** YOUR TASK **
All entries must be repeated exactly; do not include the pictures.

** ITEMS **

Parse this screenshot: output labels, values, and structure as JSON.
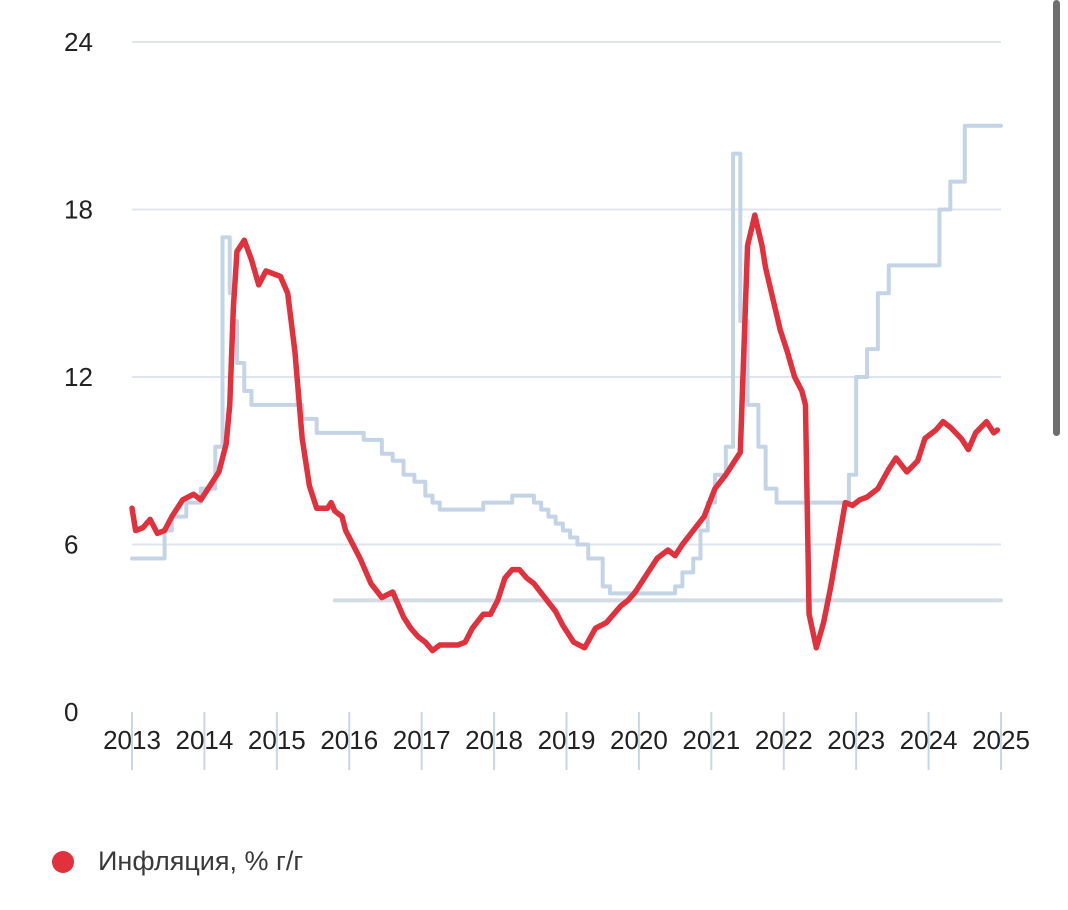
{
  "chart_data": {
    "type": "line",
    "ylim": [
      0,
      24
    ],
    "y_ticks": [
      0,
      6,
      12,
      18,
      24
    ],
    "x_range": [
      2013.0,
      2025.0
    ],
    "x_ticks": [
      "2013",
      "2014",
      "2015",
      "2016",
      "2017",
      "2018",
      "2019",
      "2020",
      "2021",
      "2022",
      "2023",
      "2024",
      "2025"
    ],
    "grid": "horizontal",
    "series": [
      {
        "name": "Инфляция, % г/г",
        "color": "#e0313c",
        "x": [
          2013.0,
          2013.05,
          2013.15,
          2013.25,
          2013.35,
          2013.45,
          2013.55,
          2013.7,
          2013.85,
          2013.95,
          2014.1,
          2014.2,
          2014.3,
          2014.35,
          2014.4,
          2014.45,
          2014.55,
          2014.65,
          2014.75,
          2014.85,
          2014.95,
          2015.05,
          2015.15,
          2015.25,
          2015.35,
          2015.45,
          2015.55,
          2015.65,
          2015.7,
          2015.75,
          2015.8,
          2015.9,
          2015.95,
          2016.05,
          2016.15,
          2016.3,
          2016.45,
          2016.6,
          2016.75,
          2016.85,
          2016.95,
          2017.05,
          2017.15,
          2017.25,
          2017.4,
          2017.5,
          2017.6,
          2017.7,
          2017.85,
          2017.95,
          2018.05,
          2018.15,
          2018.25,
          2018.35,
          2018.45,
          2018.55,
          2018.7,
          2018.85,
          2018.95,
          2019.1,
          2019.25,
          2019.4,
          2019.55,
          2019.65,
          2019.75,
          2019.85,
          2019.95,
          2020.1,
          2020.25,
          2020.4,
          2020.5,
          2020.6,
          2020.75,
          2020.9,
          2021.05,
          2021.2,
          2021.3,
          2021.4,
          2021.5,
          2021.6,
          2021.7,
          2021.75,
          2021.85,
          2021.95,
          2022.05,
          2022.15,
          2022.25,
          2022.3,
          2022.35,
          2022.45,
          2022.55,
          2022.65,
          2022.75,
          2022.85,
          2022.95,
          2023.05,
          2023.15,
          2023.3,
          2023.45,
          2023.55,
          2023.7,
          2023.85,
          2023.95,
          2024.1,
          2024.2,
          2024.3,
          2024.45,
          2024.55,
          2024.65,
          2024.8,
          2024.9,
          2024.95
        ],
        "values": [
          7.3,
          6.5,
          6.6,
          6.9,
          6.4,
          6.5,
          7.0,
          7.6,
          7.8,
          7.6,
          8.2,
          8.6,
          9.6,
          11.0,
          14.5,
          16.5,
          16.9,
          16.2,
          15.3,
          15.8,
          15.7,
          15.6,
          15.0,
          12.9,
          9.8,
          8.1,
          7.3,
          7.3,
          7.3,
          7.5,
          7.2,
          7.0,
          6.5,
          6.0,
          5.5,
          4.6,
          4.1,
          4.3,
          3.4,
          3.0,
          2.7,
          2.5,
          2.2,
          2.4,
          2.4,
          2.4,
          2.5,
          3.0,
          3.5,
          3.5,
          4.0,
          4.8,
          5.1,
          5.1,
          4.8,
          4.6,
          4.1,
          3.6,
          3.1,
          2.5,
          2.3,
          3.0,
          3.2,
          3.5,
          3.8,
          4.0,
          4.3,
          4.9,
          5.5,
          5.8,
          5.6,
          6.0,
          6.5,
          7.0,
          8.0,
          8.5,
          8.9,
          9.3,
          16.7,
          17.8,
          16.7,
          15.9,
          14.8,
          13.7,
          12.9,
          12.0,
          11.5,
          11.0,
          3.5,
          2.3,
          3.2,
          4.5,
          6.0,
          7.5,
          7.4,
          7.6,
          7.7,
          8.0,
          8.7,
          9.1,
          8.6,
          9.0,
          9.8,
          10.1,
          10.4,
          10.2,
          9.8,
          9.4,
          10.0,
          10.4,
          10.0,
          10.1
        ]
      },
      {
        "name": "",
        "color": "#c4d4e7",
        "step": true,
        "x": [
          2013.0,
          2013.4,
          2013.45,
          2013.55,
          2013.75,
          2013.95,
          2014.15,
          2014.25,
          2014.35,
          2014.4,
          2014.45,
          2014.55,
          2014.65,
          2014.75,
          2014.85,
          2015.0,
          2015.1,
          2015.25,
          2015.35,
          2015.45,
          2015.55,
          2015.65,
          2015.8,
          2015.9,
          2016.0,
          2016.2,
          2016.45,
          2016.6,
          2016.75,
          2016.9,
          2017.05,
          2017.15,
          2017.25,
          2017.4,
          2017.6,
          2017.85,
          2018.0,
          2018.25,
          2018.45,
          2018.55,
          2018.65,
          2018.75,
          2018.85,
          2018.95,
          2019.05,
          2019.15,
          2019.3,
          2019.5,
          2019.6,
          2019.75,
          2019.95,
          2020.1,
          2020.3,
          2020.5,
          2020.6,
          2020.75,
          2020.85,
          2020.95,
          2021.05,
          2021.2,
          2021.3,
          2021.4,
          2021.5,
          2021.65,
          2021.75,
          2021.9,
          2022.05,
          2022.25,
          2022.4,
          2022.55,
          2022.75,
          2022.9,
          2023.0,
          2023.15,
          2023.3,
          2023.45,
          2023.55,
          2023.7,
          2023.85,
          2024.0,
          2024.15,
          2024.3,
          2024.5,
          2024.65,
          2024.95
        ],
        "values": [
          5.5,
          5.5,
          6.5,
          7.0,
          7.5,
          8.0,
          9.5,
          17.0,
          15.0,
          14.0,
          12.5,
          11.5,
          11.0,
          11.0,
          11.0,
          11.0,
          11.0,
          11.0,
          10.5,
          10.5,
          10.0,
          10.0,
          10.0,
          10.0,
          10.0,
          9.75,
          9.25,
          9.0,
          8.5,
          8.25,
          7.75,
          7.5,
          7.25,
          7.25,
          7.25,
          7.5,
          7.5,
          7.75,
          7.75,
          7.5,
          7.25,
          7.0,
          6.75,
          6.5,
          6.25,
          6.0,
          5.5,
          4.5,
          4.25,
          4.25,
          4.25,
          4.25,
          4.25,
          4.5,
          5.0,
          5.5,
          6.5,
          7.5,
          8.5,
          9.5,
          20.0,
          14.0,
          11.0,
          9.5,
          8.0,
          7.5,
          7.5,
          7.5,
          7.5,
          7.5,
          7.5,
          8.5,
          12.0,
          13.0,
          15.0,
          16.0,
          16.0,
          16.0,
          16.0,
          16.0,
          18.0,
          19.0,
          21.0,
          21.0,
          21.0
        ]
      },
      {
        "name": "",
        "color": "#d3dbe4",
        "x": [
          2015.8,
          2025.0
        ],
        "values": [
          4.0,
          4.0
        ]
      }
    ],
    "legend": "bottom-left"
  },
  "legend": {
    "items": [
      {
        "label": "Инфляция, % г/г",
        "color": "#e0313c"
      }
    ]
  }
}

** RESPONSE FOR THIS EXERCISE **
Parse this screenshot: output labels, values, and structure as JSON.
{
  "chart_data": {
    "type": "line",
    "ylim": [
      0,
      24
    ],
    "y_ticks": [
      0,
      6,
      12,
      18,
      24
    ],
    "x_range": [
      2013.0,
      2025.0
    ],
    "x_ticks": [
      "2013",
      "2014",
      "2015",
      "2016",
      "2017",
      "2018",
      "2019",
      "2020",
      "2021",
      "2022",
      "2023",
      "2024",
      "2025"
    ],
    "grid": "horizontal",
    "series": [
      {
        "name": "Инфляция, % г/г",
        "color": "#e0313c",
        "x": [
          2013.0,
          2013.05,
          2013.15,
          2013.25,
          2013.35,
          2013.45,
          2013.55,
          2013.7,
          2013.85,
          2013.95,
          2014.1,
          2014.2,
          2014.3,
          2014.35,
          2014.4,
          2014.45,
          2014.55,
          2014.65,
          2014.75,
          2014.85,
          2014.95,
          2015.05,
          2015.15,
          2015.25,
          2015.35,
          2015.45,
          2015.55,
          2015.65,
          2015.7,
          2015.75,
          2015.8,
          2015.9,
          2015.95,
          2016.05,
          2016.15,
          2016.3,
          2016.45,
          2016.6,
          2016.75,
          2016.85,
          2016.95,
          2017.05,
          2017.15,
          2017.25,
          2017.4,
          2017.5,
          2017.6,
          2017.7,
          2017.85,
          2017.95,
          2018.05,
          2018.15,
          2018.25,
          2018.35,
          2018.45,
          2018.55,
          2018.7,
          2018.85,
          2018.95,
          2019.1,
          2019.25,
          2019.4,
          2019.55,
          2019.65,
          2019.75,
          2019.85,
          2019.95,
          2020.1,
          2020.25,
          2020.4,
          2020.5,
          2020.6,
          2020.75,
          2020.9,
          2021.05,
          2021.2,
          2021.3,
          2021.4,
          2021.5,
          2021.6,
          2021.7,
          2021.75,
          2021.85,
          2021.95,
          2022.05,
          2022.15,
          2022.25,
          2022.3,
          2022.35,
          2022.45,
          2022.55,
          2022.65,
          2022.75,
          2022.85,
          2022.95,
          2023.05,
          2023.15,
          2023.3,
          2023.45,
          2023.55,
          2023.7,
          2023.85,
          2023.95,
          2024.1,
          2024.2,
          2024.3,
          2024.45,
          2024.55,
          2024.65,
          2024.8,
          2024.9,
          2024.95
        ],
        "values": [
          7.3,
          6.5,
          6.6,
          6.9,
          6.4,
          6.5,
          7.0,
          7.6,
          7.8,
          7.6,
          8.2,
          8.6,
          9.6,
          11.0,
          14.5,
          16.5,
          16.9,
          16.2,
          15.3,
          15.8,
          15.7,
          15.6,
          15.0,
          12.9,
          9.8,
          8.1,
          7.3,
          7.3,
          7.3,
          7.5,
          7.2,
          7.0,
          6.5,
          6.0,
          5.5,
          4.6,
          4.1,
          4.3,
          3.4,
          3.0,
          2.7,
          2.5,
          2.2,
          2.4,
          2.4,
          2.4,
          2.5,
          3.0,
          3.5,
          3.5,
          4.0,
          4.8,
          5.1,
          5.1,
          4.8,
          4.6,
          4.1,
          3.6,
          3.1,
          2.5,
          2.3,
          3.0,
          3.2,
          3.5,
          3.8,
          4.0,
          4.3,
          4.9,
          5.5,
          5.8,
          5.6,
          6.0,
          6.5,
          7.0,
          8.0,
          8.5,
          8.9,
          9.3,
          16.7,
          17.8,
          16.7,
          15.9,
          14.8,
          13.7,
          12.9,
          12.0,
          11.5,
          11.0,
          3.5,
          2.3,
          3.2,
          4.5,
          6.0,
          7.5,
          7.4,
          7.6,
          7.7,
          8.0,
          8.7,
          9.1,
          8.6,
          9.0,
          9.8,
          10.1,
          10.4,
          10.2,
          9.8,
          9.4,
          10.0,
          10.4,
          10.0,
          10.1
        ]
      },
      {
        "name": "",
        "color": "#c4d4e7",
        "step": true,
        "x": [
          2013.0,
          2013.4,
          2013.45,
          2013.55,
          2013.75,
          2013.95,
          2014.15,
          2014.25,
          2014.35,
          2014.4,
          2014.45,
          2014.55,
          2014.65,
          2014.75,
          2014.85,
          2015.0,
          2015.1,
          2015.25,
          2015.35,
          2015.45,
          2015.55,
          2015.65,
          2015.8,
          2015.9,
          2016.0,
          2016.2,
          2016.45,
          2016.6,
          2016.75,
          2016.9,
          2017.05,
          2017.15,
          2017.25,
          2017.4,
          2017.6,
          2017.85,
          2018.0,
          2018.25,
          2018.45,
          2018.55,
          2018.65,
          2018.75,
          2018.85,
          2018.95,
          2019.05,
          2019.15,
          2019.3,
          2019.5,
          2019.6,
          2019.75,
          2019.95,
          2020.1,
          2020.3,
          2020.5,
          2020.6,
          2020.75,
          2020.85,
          2020.95,
          2021.05,
          2021.2,
          2021.3,
          2021.4,
          2021.5,
          2021.65,
          2021.75,
          2021.9,
          2022.05,
          2022.25,
          2022.4,
          2022.55,
          2022.75,
          2022.9,
          2023.0,
          2023.15,
          2023.3,
          2023.45,
          2023.55,
          2023.7,
          2023.85,
          2024.0,
          2024.15,
          2024.3,
          2024.5,
          2024.65,
          2024.95
        ],
        "values": [
          5.5,
          5.5,
          6.5,
          7.0,
          7.5,
          8.0,
          9.5,
          17.0,
          15.0,
          14.0,
          12.5,
          11.5,
          11.0,
          11.0,
          11.0,
          11.0,
          11.0,
          11.0,
          10.5,
          10.5,
          10.0,
          10.0,
          10.0,
          10.0,
          10.0,
          9.75,
          9.25,
          9.0,
          8.5,
          8.25,
          7.75,
          7.5,
          7.25,
          7.25,
          7.25,
          7.5,
          7.5,
          7.75,
          7.75,
          7.5,
          7.25,
          7.0,
          6.75,
          6.5,
          6.25,
          6.0,
          5.5,
          4.5,
          4.25,
          4.25,
          4.25,
          4.25,
          4.25,
          4.5,
          5.0,
          5.5,
          6.5,
          7.5,
          8.5,
          9.5,
          20.0,
          14.0,
          11.0,
          9.5,
          8.0,
          7.5,
          7.5,
          7.5,
          7.5,
          7.5,
          7.5,
          8.5,
          12.0,
          13.0,
          15.0,
          16.0,
          16.0,
          16.0,
          16.0,
          16.0,
          18.0,
          19.0,
          21.0,
          21.0,
          21.0
        ]
      },
      {
        "name": "",
        "color": "#d3dbe4",
        "x": [
          2015.8,
          2025.0
        ],
        "values": [
          4.0,
          4.0
        ]
      }
    ],
    "legend": "bottom-left"
  },
  "legend": {
    "items": [
      {
        "label": "Инфляция, % г/г",
        "color": "#e0313c"
      }
    ]
  }
}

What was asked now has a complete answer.